A block of data
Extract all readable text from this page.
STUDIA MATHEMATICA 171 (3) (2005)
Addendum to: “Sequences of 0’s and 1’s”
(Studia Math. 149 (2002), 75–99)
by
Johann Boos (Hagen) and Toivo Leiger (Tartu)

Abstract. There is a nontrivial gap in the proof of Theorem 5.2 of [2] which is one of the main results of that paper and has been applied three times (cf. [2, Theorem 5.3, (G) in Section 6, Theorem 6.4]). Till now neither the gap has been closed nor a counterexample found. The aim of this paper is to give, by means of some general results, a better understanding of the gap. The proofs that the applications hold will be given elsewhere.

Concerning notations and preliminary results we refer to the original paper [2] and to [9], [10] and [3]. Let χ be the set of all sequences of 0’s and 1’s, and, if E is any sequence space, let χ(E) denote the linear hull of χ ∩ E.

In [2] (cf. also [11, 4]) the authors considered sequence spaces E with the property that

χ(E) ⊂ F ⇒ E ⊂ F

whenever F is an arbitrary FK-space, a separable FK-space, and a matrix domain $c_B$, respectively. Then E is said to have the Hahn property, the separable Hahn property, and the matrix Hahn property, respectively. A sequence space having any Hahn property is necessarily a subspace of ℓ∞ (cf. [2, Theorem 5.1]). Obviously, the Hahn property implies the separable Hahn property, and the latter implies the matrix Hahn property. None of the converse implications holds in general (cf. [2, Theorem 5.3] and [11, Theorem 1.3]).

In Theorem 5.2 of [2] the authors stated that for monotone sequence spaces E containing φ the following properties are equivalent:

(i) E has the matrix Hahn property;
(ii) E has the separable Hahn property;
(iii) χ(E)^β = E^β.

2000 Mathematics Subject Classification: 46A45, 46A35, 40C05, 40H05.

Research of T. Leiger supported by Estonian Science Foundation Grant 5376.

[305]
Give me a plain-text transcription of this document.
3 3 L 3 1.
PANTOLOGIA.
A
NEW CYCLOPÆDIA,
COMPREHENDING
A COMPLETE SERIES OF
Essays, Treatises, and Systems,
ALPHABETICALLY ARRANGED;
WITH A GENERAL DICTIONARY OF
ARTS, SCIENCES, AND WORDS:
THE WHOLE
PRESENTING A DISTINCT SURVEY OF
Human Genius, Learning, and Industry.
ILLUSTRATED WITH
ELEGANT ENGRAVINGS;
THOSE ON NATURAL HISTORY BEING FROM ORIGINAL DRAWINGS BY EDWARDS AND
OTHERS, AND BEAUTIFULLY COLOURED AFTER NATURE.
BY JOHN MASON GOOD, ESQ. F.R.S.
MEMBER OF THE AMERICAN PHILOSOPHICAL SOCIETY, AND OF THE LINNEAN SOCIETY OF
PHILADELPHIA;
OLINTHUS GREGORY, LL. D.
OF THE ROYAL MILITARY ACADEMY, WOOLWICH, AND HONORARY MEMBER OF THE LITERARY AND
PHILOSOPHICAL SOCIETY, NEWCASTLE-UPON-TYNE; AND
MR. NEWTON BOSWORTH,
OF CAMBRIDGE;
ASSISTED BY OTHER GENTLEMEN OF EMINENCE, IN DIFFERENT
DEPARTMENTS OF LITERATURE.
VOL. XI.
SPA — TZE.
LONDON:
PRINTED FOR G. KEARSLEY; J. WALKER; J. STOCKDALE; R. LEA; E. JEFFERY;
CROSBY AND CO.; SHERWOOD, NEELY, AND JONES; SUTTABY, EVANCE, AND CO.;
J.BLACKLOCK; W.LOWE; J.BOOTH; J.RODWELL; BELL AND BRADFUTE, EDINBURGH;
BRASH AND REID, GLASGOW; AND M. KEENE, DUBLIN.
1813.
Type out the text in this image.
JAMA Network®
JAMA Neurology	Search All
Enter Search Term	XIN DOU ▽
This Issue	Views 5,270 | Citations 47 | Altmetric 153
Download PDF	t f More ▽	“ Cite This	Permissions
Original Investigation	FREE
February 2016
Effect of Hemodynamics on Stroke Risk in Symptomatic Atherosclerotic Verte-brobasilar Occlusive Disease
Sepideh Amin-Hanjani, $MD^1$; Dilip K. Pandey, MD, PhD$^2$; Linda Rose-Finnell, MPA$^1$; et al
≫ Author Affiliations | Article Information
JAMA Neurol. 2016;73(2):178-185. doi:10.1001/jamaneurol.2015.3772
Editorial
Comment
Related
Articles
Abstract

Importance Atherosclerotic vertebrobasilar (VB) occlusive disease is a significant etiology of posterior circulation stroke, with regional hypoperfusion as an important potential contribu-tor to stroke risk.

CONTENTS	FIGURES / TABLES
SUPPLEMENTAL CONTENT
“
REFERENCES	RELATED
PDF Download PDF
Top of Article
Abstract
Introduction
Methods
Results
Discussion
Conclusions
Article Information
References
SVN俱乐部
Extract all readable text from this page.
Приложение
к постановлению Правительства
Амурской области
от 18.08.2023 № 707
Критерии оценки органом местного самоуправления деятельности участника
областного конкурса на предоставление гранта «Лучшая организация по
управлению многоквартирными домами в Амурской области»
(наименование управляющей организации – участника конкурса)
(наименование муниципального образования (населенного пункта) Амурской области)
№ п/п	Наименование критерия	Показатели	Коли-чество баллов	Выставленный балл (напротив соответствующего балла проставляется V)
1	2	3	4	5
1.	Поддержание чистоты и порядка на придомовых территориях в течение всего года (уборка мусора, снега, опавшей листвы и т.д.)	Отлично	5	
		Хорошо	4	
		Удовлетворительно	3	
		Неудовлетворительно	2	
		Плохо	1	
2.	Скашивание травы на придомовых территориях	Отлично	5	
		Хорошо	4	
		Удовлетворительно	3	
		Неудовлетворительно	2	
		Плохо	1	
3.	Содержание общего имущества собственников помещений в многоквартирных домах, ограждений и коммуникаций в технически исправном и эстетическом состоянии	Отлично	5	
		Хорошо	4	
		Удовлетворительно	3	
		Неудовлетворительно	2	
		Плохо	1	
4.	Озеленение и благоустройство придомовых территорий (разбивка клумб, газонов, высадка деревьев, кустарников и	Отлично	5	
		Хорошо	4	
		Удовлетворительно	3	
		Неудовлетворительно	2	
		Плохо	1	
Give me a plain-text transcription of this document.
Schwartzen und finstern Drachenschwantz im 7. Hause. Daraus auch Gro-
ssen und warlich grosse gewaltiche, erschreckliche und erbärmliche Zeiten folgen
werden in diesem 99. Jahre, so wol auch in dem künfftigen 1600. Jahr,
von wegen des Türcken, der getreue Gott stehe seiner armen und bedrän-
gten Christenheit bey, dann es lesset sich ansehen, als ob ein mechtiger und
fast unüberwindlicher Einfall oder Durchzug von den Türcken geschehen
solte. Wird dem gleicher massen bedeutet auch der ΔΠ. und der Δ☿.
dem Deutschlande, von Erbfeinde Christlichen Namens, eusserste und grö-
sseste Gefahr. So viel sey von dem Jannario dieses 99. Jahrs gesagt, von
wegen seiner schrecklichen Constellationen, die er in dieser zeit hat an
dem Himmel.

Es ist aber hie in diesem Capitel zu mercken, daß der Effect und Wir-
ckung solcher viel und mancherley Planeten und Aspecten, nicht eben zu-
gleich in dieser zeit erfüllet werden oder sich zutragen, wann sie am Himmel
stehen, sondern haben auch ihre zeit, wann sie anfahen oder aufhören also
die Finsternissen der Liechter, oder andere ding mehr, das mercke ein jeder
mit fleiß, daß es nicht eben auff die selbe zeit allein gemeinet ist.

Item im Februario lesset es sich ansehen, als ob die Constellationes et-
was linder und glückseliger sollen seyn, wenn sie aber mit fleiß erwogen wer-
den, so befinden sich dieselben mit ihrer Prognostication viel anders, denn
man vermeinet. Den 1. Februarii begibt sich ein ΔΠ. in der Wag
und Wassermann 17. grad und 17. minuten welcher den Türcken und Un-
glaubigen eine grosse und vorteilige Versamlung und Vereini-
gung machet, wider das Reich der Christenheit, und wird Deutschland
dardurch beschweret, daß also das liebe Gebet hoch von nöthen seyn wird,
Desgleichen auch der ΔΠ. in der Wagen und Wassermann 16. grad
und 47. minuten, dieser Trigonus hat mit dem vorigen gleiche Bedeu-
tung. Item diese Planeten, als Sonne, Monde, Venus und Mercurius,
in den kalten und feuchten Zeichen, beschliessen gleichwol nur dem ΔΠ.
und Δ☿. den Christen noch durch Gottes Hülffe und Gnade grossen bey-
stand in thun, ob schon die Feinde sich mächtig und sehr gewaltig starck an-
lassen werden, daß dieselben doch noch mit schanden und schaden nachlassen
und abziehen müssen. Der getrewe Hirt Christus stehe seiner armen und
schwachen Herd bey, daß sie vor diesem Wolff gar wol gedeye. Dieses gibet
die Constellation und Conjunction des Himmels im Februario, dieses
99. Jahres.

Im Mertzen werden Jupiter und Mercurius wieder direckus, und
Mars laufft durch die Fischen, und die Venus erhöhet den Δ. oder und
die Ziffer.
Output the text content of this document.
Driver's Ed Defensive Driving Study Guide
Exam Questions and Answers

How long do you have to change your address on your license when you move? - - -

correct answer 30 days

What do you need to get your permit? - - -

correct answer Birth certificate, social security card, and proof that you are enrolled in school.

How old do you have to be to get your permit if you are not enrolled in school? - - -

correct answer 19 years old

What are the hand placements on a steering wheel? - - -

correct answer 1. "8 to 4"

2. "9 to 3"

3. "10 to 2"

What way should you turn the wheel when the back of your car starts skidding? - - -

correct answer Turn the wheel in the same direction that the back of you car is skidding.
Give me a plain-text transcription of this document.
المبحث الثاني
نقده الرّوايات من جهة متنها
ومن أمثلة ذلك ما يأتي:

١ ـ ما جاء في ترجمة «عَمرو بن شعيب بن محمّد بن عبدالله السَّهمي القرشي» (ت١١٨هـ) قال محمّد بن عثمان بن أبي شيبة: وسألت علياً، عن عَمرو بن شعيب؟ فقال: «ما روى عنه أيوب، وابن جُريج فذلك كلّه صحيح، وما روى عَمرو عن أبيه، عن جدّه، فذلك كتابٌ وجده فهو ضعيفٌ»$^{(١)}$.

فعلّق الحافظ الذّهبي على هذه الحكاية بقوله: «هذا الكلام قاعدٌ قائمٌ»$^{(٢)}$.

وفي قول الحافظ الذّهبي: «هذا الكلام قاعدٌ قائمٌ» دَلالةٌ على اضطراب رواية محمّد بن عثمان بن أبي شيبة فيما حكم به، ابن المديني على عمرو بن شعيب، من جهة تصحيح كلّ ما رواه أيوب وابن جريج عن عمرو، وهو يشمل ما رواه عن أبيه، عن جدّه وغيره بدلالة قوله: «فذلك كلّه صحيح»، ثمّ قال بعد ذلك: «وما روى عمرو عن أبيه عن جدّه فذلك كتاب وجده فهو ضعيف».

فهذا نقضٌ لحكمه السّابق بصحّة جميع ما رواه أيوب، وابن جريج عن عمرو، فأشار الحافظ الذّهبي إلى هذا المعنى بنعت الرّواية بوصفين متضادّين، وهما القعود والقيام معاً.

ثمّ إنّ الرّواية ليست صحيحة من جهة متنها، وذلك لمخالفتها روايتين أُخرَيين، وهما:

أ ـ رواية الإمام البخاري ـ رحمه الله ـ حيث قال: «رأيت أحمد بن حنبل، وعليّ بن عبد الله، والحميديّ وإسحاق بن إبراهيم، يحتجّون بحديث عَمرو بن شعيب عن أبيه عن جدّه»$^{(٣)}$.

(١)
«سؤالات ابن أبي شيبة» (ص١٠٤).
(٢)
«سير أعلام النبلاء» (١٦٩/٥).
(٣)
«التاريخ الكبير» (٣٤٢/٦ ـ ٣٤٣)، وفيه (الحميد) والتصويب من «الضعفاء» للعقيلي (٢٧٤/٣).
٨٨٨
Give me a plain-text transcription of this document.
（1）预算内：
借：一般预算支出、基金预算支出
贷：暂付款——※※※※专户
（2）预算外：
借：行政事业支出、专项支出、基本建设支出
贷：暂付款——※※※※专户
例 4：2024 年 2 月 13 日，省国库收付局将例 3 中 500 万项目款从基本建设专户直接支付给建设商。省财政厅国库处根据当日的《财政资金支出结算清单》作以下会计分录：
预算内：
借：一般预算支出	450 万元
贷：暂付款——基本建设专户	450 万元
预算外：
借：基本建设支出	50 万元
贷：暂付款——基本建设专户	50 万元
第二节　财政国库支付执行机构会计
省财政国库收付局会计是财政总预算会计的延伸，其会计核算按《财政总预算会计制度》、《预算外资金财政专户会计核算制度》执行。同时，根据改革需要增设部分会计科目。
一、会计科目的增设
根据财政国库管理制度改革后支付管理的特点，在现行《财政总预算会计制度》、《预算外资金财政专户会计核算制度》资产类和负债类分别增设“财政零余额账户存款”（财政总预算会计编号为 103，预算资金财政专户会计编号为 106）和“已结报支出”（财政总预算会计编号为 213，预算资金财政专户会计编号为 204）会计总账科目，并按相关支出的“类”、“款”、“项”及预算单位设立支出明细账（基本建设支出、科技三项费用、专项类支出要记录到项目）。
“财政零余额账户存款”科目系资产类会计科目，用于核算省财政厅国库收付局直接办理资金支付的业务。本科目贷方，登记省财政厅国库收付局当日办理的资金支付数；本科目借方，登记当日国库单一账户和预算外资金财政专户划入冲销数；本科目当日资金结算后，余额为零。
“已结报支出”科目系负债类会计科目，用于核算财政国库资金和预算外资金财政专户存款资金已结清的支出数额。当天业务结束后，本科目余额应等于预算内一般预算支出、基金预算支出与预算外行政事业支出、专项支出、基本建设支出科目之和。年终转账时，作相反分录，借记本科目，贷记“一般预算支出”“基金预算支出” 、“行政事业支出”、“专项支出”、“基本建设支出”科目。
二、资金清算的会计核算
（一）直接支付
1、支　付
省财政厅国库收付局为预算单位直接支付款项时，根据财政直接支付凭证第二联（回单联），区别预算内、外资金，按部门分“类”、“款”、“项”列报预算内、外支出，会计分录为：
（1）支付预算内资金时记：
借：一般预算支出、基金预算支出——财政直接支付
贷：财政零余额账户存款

Required task: Count the lines in the records above that hold the word "also", and give only that number.

Correct response: 3